──────── DATA LISTING ────────
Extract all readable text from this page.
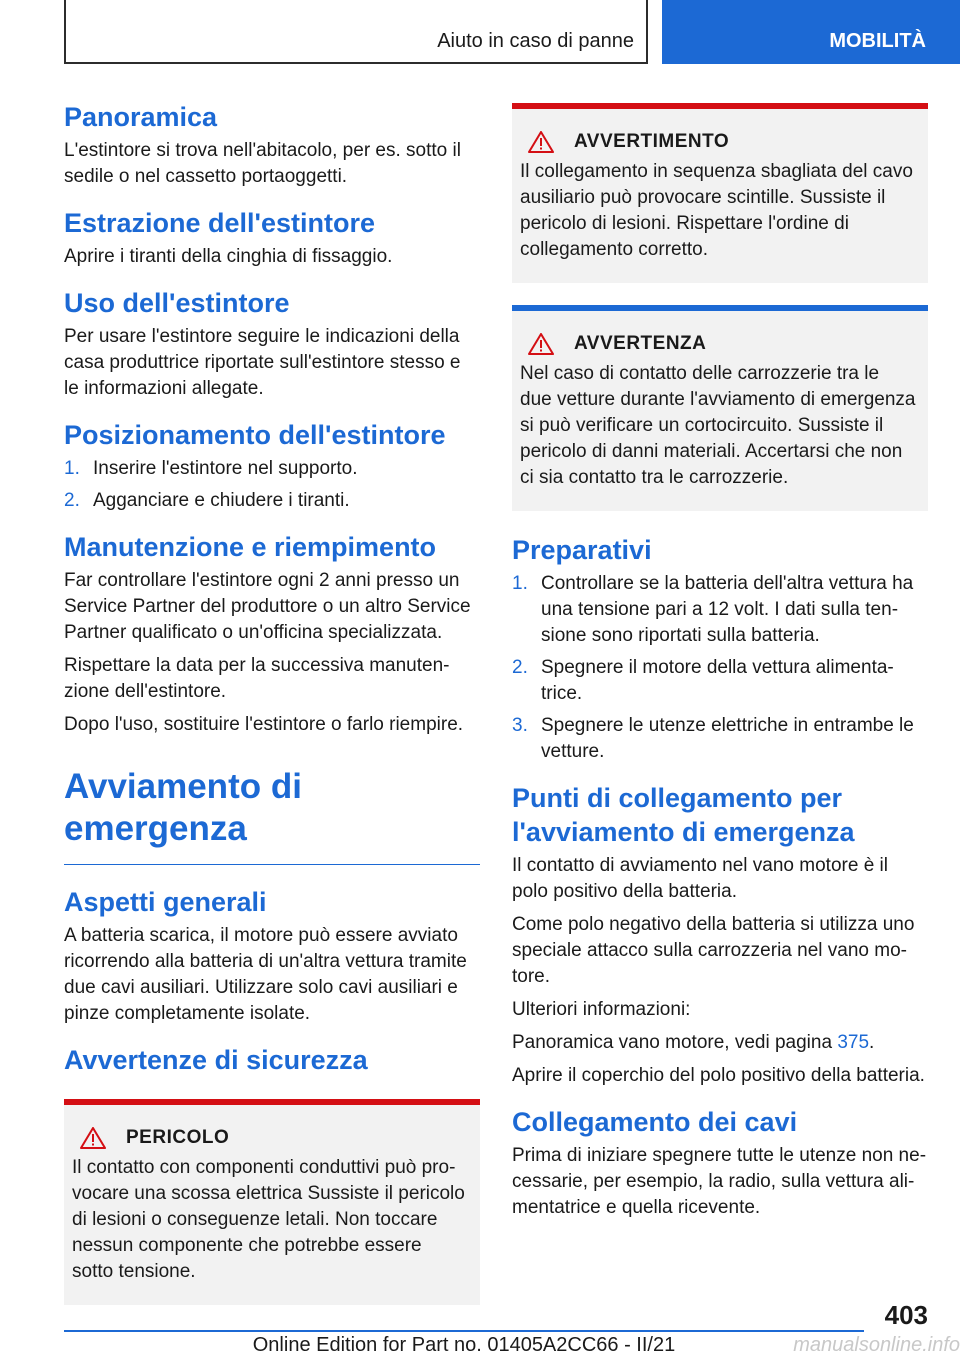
Aiuto in caso di panne	MOBILITÀ
Panoramica

L'estintore si trova nell'abitacolo, per es. sotto il sedile o nel cassetto portaoggetti.

Estrazione dell'estintore

Aprire i tiranti della cinghia di fissaggio.

Uso dell'estintore

Per usare l'estintore seguire le indicazioni della casa produttrice riportate sull'estintore stesso e le informazioni allegate.

Posizionamento dell'estintore
1. Inserire l'estintore nel supporto.
2. Agganciare e chiudere i tiranti.
Manutenzione e riempimento

Far controllare l'estintore ogni 2 anni presso un Service Partner del produttore o un altro Service Partner qualificato o un'officina specializzata.

Rispettare la data per la successiva manutenzione dell'estintore.

Dopo l'uso, sostituire l'estintore o farlo riempire.

Avviamento di emergenza
Aspetti generali

A batteria scarica, il motore può essere avviato ricorrendo alla batteria di un'altra vettura tramite due cavi ausiliari. Utilizzare solo cavi ausiliari e pinze completamente isolate.

Avvertenze di sicurezza
PERICOLO

Il contatto con componenti conduttivi può provocare una scossa elettrica Sussiste il pericolo di lesioni o conseguenze letali. Non toccare nessun componente che potrebbe essere sotto tensione.

AVVERTIMENTO

Il collegamento in sequenza sbagliata del cavo ausiliario può provocare scintille. Sussiste il pericolo di lesioni. Rispettare l'ordine di collegamento corretto.

AVVERTENZA

Nel caso di contatto delle carrozzerie tra le due vetture durante l'avviamento di emergenza si può verificare un cortocircuito. Sussiste il pericolo di danni materiali. Accertarsi che non ci sia contatto tra le carrozzerie.

Preparativi
1. Controllare se la batteria dell'altra vettura ha una tensione pari a 12 volt. I dati sulla tensione sono riportati sulla batteria.
2. Spegnere il motore della vettura alimentatrice.
3. Spegnere le utenze elettriche in entrambe le vetture.
Punti di collegamento per l'avviamento di emergenza

Il contatto di avviamento nel vano motore è il polo positivo della batteria.

Come polo negativo della batteria si utilizza uno speciale attacco sulla carrozzeria nel vano motore.

Ulteriori informazioni:

Panoramica vano motore, vedi pagina 375.

Aprire il coperchio del polo positivo della batteria.

Collegamento dei cavi

Prima di iniziare spegnere tutte le utenze non necessarie, per esempio, la radio, sulla vettura alimentatrice e quella ricevente.

403
Online Edition for Part no. 01405A2CC66 - II/21	manualsonline.info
────────
EXERCISE BRIEF
Write out every line from the entries where "cavi" appears.

EXPECTED ANSWER
A batteria scarica, il motore può essere avviato ricorrendo alla batteria di un'altra vettura tramite due cavi ausiliari. Utilizzare solo cavi ausiliari e pinze completamente isolate.
Collegamento dei cavi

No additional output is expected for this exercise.